## GIVEN ENTRIES
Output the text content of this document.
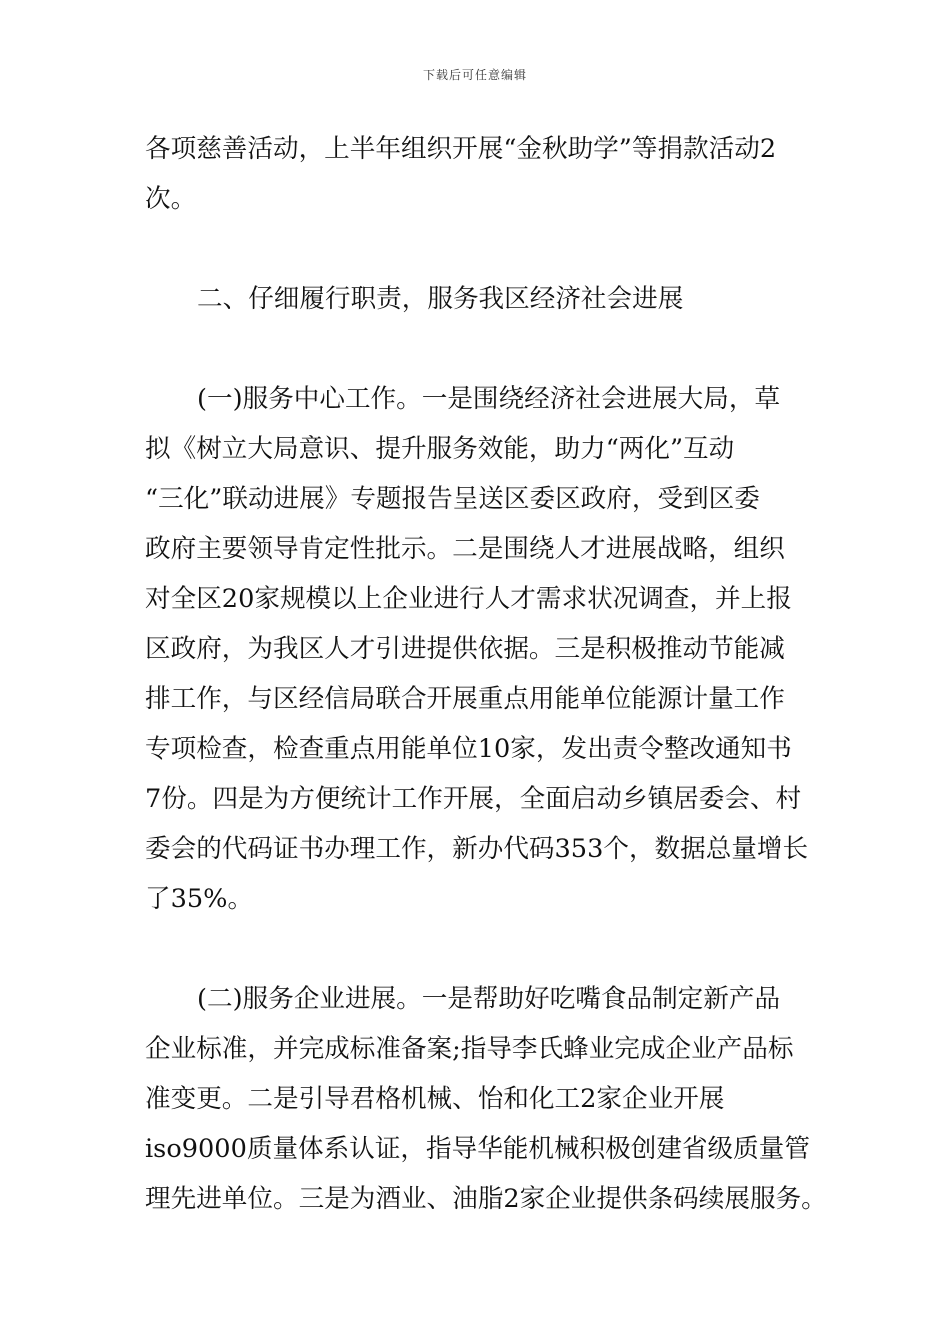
下载后可任意编辑
各项慈善活动，上半年组织开展“金秋助学”等捐款活动2
次。
二、仔细履行职责，服务我区经济社会进展
(一)服务中心工作。一是围绕经济社会进展大局，草
拟《树立大局意识、提升服务效能，助力“两化”互动
“三化”联动进展》专题报告呈送区委区政府，受到区委
政府主要领导肯定性批示。二是围绕人才进展战略，组织
对全区20家规模以上企业进行人才需求状况调查，并上报
区政府，为我区人才引进提供依据。三是积极推动节能减
排工作，与区经信局联合开展重点用能单位能源计量工作
专项检查，检查重点用能单位10家，发出责令整改通知书
7份。四是为方便统计工作开展，全面启动乡镇居委会、村
委会的代码证书办理工作，新办代码353个，数据总量增长
了35%。
(二)服务企业进展。一是帮助好吃嘴食品制定新产品
企业标准，并完成标准备案;指导李氏蜂业完成企业产品标
准变更。二是引导君格机械、怡和化工2家企业开展
iso9000质量体系认证，指导华能机械积极创建省级质量管
理先进单位。三是为酒业、油脂2家企业提供条码续展服务。
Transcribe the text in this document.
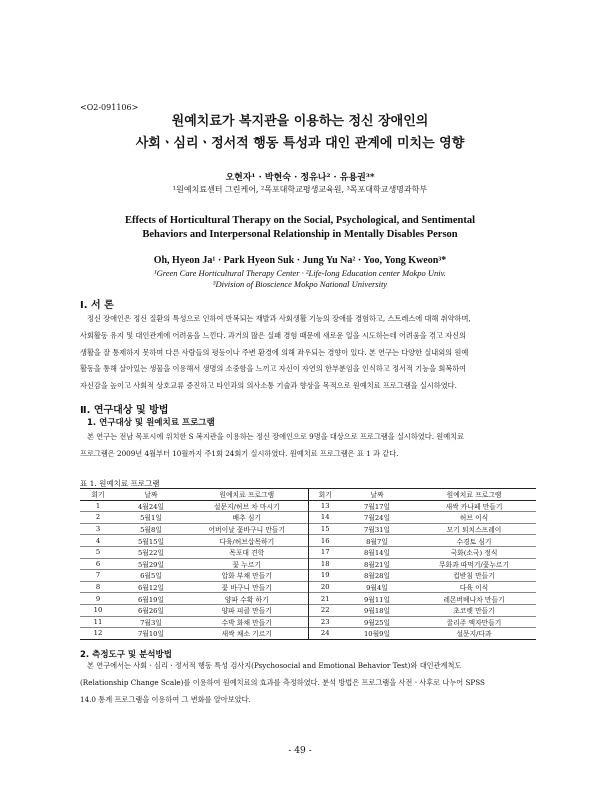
<O2-091106>
원예치료가 복지관을 이용하는 정신 장애인의
사회ㆍ심리ㆍ정서적 행동 특성과 대인 관계에 미치는 영향
오현자¹ · 박현숙 · 정유나² · 유용권³*
¹원예치료센터 그린케어, ²목포대학교평생교육원, ³목포대학교생명과학부
Effects of Horticultural Therapy on the Social, Psychological, and Sentimental
Behaviors and Interpersonal Relationship in Mentally Disables Person
Oh, Hyeon Ja¹ · Park Hyeon Suk · Jung Yu Na² · Yoo, Yong Kweon³*
¹Green Care Horticultural Therapy Center · ²Life-long Education center Mokpo Univ.
³Division of Bioscience Mokpo National University
Ⅰ. 서 론
정신 장애인은 정신 질환의 특성으로 인하여 반복되는 재발과 사회생활 기능의 장애를 경험하고, 스트레스에 대해 취약하며,
사회활동 유지 및 대인관계에 어려움을 느낀다. 과거의 많은 실패 경험 때문에 새로운 일을 시도하는데 어려움을 겪고 자신의
생활을 잘 통제하지 못하며 다른 사람들의 평등이나 주변 환경에 의해 좌우되는 경향이 있다. 본 연구는 다양한 실내외의 원예
활동을 통해 살아있는 생물을 이용해서 생명의 소중함을 느끼고 자신이 자연의 한부분임을 인식하고 정서적 기능을 회복하여
자신감을 높이고 사회적 상호교류 증진하고 타인과의 의사소통 기술과 향상을 목적으로 원예치료 프로그램을 실시하였다.
Ⅱ. 연구대상 및 방법
1. 연구대상 및 원예치료 프로그램
본 연구는 전남 목포시에 위치한 S 복지관을 이용하는 정신 장애인으로 9명을 대상으로 프로그램을 실시하였다. 원예치료
프로그램은 2009년 4월부터 10월까지 주1회 24회기 실시하였다. 원예치료 프로그램은 표 1 과 같다.
표 1. 원예치료 프로그램
회기	날짜	원예치료 프로그램	회기	날짜	원예치료 프로그램
1	4월24일	설문지/허브 차 마시기	13	7월17일	새싹 카나페 만들기
2	5월1일	배추 심기	14	7월24일	허브 이식
3	5월8일	어버이날 꽃바구니 만들기	15	7월31일	모기 퇴치스프레이
4	5월15일	다육/허브삽목하기	16	8월7일	수경토 심기
5	5월22일	목포대 견학	17	8월14일	국화(소국) 정식
6	5월29일	꽃 누르기	18	8월21일	무화과 따먹기/꽃누르기
7	6월5일	압화 부채 만들기	19	8월28일	컵받침 만들기
8	6월12일	꽃 바구니 만들기	20	9월4일	다육 이식
9	6월19일	양파 수확 하기	21	9월11일	레몬버베나차 만들기
10	6월26일	양파 피클 만들기	22	9월18일	초코렛 만들기
11	7월3일	수박 화채 만들기	23	9월25일	꿀리주 액자만들기
12	7월10일	새싹 채소 기르기	24	10월9일	설문지/다과
2. 측정도구 및 분석방법
본 연구에서는 사회ㆍ심리ㆍ정서적 행동 특성 검사지(Psychosocial and Emotional Behavior Test)와 대인관계척도
(Relationship Change Scale)를 이용하여 원예치료의 효과를 측정하였다. 분석 방법은 프로그램을 사전ㆍ사후로 나누어 SPSS
14.0 통계 프로그램을 이용하여 그 변화를 알아보았다.
- 49 -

## SHORT TASK
All of the material above should be reproduced exactly, except the pictures.

## ANSWER TO THE EXERCISE
Output the text content of this document.
下载后可任意编辑
各项慈善活动，上半年组织开展“金秋助学”等捐款活动2
次。
二、仔细履行职责，服务我区经济社会进展
(一)服务中心工作。一是围绕经济社会进展大局，草
拟《树立大局意识、提升服务效能，助力“两化”互动
“三化”联动进展》专题报告呈送区委区政府，受到区委
政府主要领导肯定性批示。二是围绕人才进展战略，组织
对全区20家规模以上企业进行人才需求状况调查，并上报
区政府，为我区人才引进提供依据。三是积极推动节能减
排工作，与区经信局联合开展重点用能单位能源计量工作
专项检查，检查重点用能单位10家，发出责令整改通知书
7份。四是为方便统计工作开展，全面启动乡镇居委会、村
委会的代码证书办理工作，新办代码353个，数据总量增长
了35%。
(二)服务企业进展。一是帮助好吃嘴食品制定新产品
企业标准，并完成标准备案;指导李氏蜂业完成企业产品标
准变更。二是引导君格机械、怡和化工2家企业开展
iso9000质量体系认证，指导华能机械积极创建省级质量管
理先进单位。三是为酒业、油脂2家企业提供条码续展服务。
Transcribe the text in this document.
<O2-091106>
원예치료가 복지관을 이용하는 정신 장애인의
사회ㆍ심리ㆍ정서적 행동 특성과 대인 관계에 미치는 영향
오현자¹ · 박현숙 · 정유나² · 유용권³*
¹원예치료센터 그린케어, ²목포대학교평생교육원, ³목포대학교생명과학부
Effects of Horticultural Therapy on the Social, Psychological, and Sentimental
Behaviors and Interpersonal Relationship in Mentally Disables Person
Oh, Hyeon Ja¹ · Park Hyeon Suk · Jung Yu Na² · Yoo, Yong Kweon³*
¹Green Care Horticultural Therapy Center · ²Life-long Education center Mokpo Univ.
³Division of Bioscience Mokpo National University
Ⅰ. 서 론
정신 장애인은 정신 질환의 특성으로 인하여 반복되는 재발과 사회생활 기능의 장애를 경험하고, 스트레스에 대해 취약하며,
사회활동 유지 및 대인관계에 어려움을 느낀다. 과거의 많은 실패 경험 때문에 새로운 일을 시도하는데 어려움을 겪고 자신의
생활을 잘 통제하지 못하며 다른 사람들의 평등이나 주변 환경에 의해 좌우되는 경향이 있다. 본 연구는 다양한 실내외의 원예
활동을 통해 살아있는 생물을 이용해서 생명의 소중함을 느끼고 자신이 자연의 한부분임을 인식하고 정서적 기능을 회복하여
자신감을 높이고 사회적 상호교류 증진하고 타인과의 의사소통 기술과 향상을 목적으로 원예치료 프로그램을 실시하였다.
Ⅱ. 연구대상 및 방법
1. 연구대상 및 원예치료 프로그램
본 연구는 전남 목포시에 위치한 S 복지관을 이용하는 정신 장애인으로 9명을 대상으로 프로그램을 실시하였다. 원예치료
프로그램은 2009년 4월부터 10월까지 주1회 24회기 실시하였다. 원예치료 프로그램은 표 1 과 같다.
표 1. 원예치료 프로그램
회기	날짜	원예치료 프로그램	회기	날짜	원예치료 프로그램
1	4월24일	설문지/허브 차 마시기	13	7월17일	새싹 카나페 만들기
2	5월1일	배추 심기	14	7월24일	허브 이식
3	5월8일	어버이날 꽃바구니 만들기	15	7월31일	모기 퇴치스프레이
4	5월15일	다육/허브삽목하기	16	8월7일	수경토 심기
5	5월22일	목포대 견학	17	8월14일	국화(소국) 정식
6	5월29일	꽃 누르기	18	8월21일	무화과 따먹기/꽃누르기
7	6월5일	압화 부채 만들기	19	8월28일	컵받침 만들기
8	6월12일	꽃 바구니 만들기	20	9월4일	다육 이식
9	6월19일	양파 수확 하기	21	9월11일	레몬버베나차 만들기
10	6월26일	양파 피클 만들기	22	9월18일	초코렛 만들기
11	7월3일	수박 화채 만들기	23	9월25일	꿀리주 액자만들기
12	7월10일	새싹 채소 기르기	24	10월9일	설문지/다과
2. 측정도구 및 분석방법
본 연구에서는 사회ㆍ심리ㆍ정서적 행동 특성 검사지(Psychosocial and Emotional Behavior Test)와 대인관계척도
(Relationship Change Scale)를 이용하여 원예치료의 효과를 측정하였다. 분석 방법은 프로그램을 사전ㆍ사후로 나누어 SPSS
14.0 통계 프로그램을 이용하여 그 변화를 알아보았다.
- 49 -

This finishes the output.